# WHAT IS BEING ASKED
Write the data out again exactly, dropping any images it holds.

# DATA PROVIDED
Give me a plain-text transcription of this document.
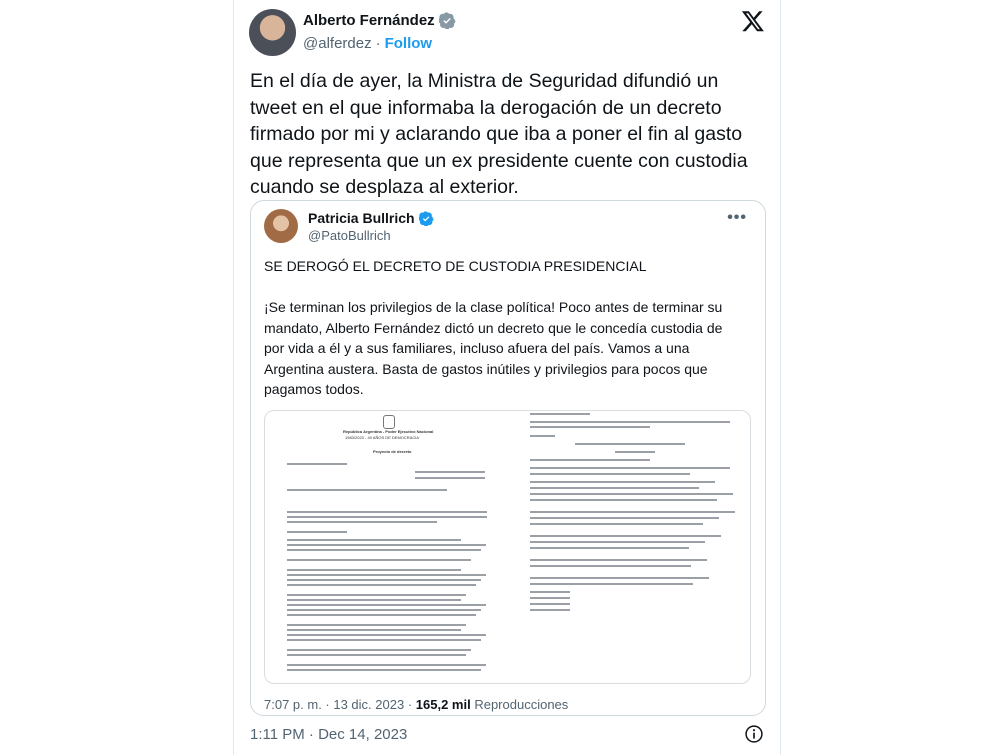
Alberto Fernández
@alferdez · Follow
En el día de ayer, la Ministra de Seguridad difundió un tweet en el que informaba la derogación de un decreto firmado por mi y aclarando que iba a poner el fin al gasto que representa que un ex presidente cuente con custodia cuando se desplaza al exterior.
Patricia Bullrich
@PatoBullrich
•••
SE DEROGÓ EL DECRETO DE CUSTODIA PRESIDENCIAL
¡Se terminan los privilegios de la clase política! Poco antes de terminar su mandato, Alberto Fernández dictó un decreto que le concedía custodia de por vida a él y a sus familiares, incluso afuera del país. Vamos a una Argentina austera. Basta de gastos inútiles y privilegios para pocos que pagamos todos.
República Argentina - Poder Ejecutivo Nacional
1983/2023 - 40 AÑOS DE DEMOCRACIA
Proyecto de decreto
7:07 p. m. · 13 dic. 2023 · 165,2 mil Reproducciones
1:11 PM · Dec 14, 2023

# THE ANSWER
Give me a plain-text transcription of this document.
Alberto Fernández
@alferdez · Follow
En el día de ayer, la Ministra de Seguridad difundió un tweet en el que informaba la derogación de un decreto firmado por mi y aclarando que iba a poner el fin al gasto que representa que un ex presidente cuente con custodia cuando se desplaza al exterior.
Patricia Bullrich
@PatoBullrich
•••
SE DEROGÓ EL DECRETO DE CUSTODIA PRESIDENCIAL
¡Se terminan los privilegios de la clase política! Poco antes de terminar su mandato, Alberto Fernández dictó un decreto que le concedía custodia de por vida a él y a sus familiares, incluso afuera del país. Vamos a una Argentina austera. Basta de gastos inútiles y privilegios para pocos que pagamos todos.
República Argentina - Poder Ejecutivo Nacional
1983/2023 - 40 AÑOS DE DEMOCRACIA
Proyecto de decreto
7:07 p. m. · 13 dic. 2023 · 165,2 mil Reproducciones
1:11 PM · Dec 14, 2023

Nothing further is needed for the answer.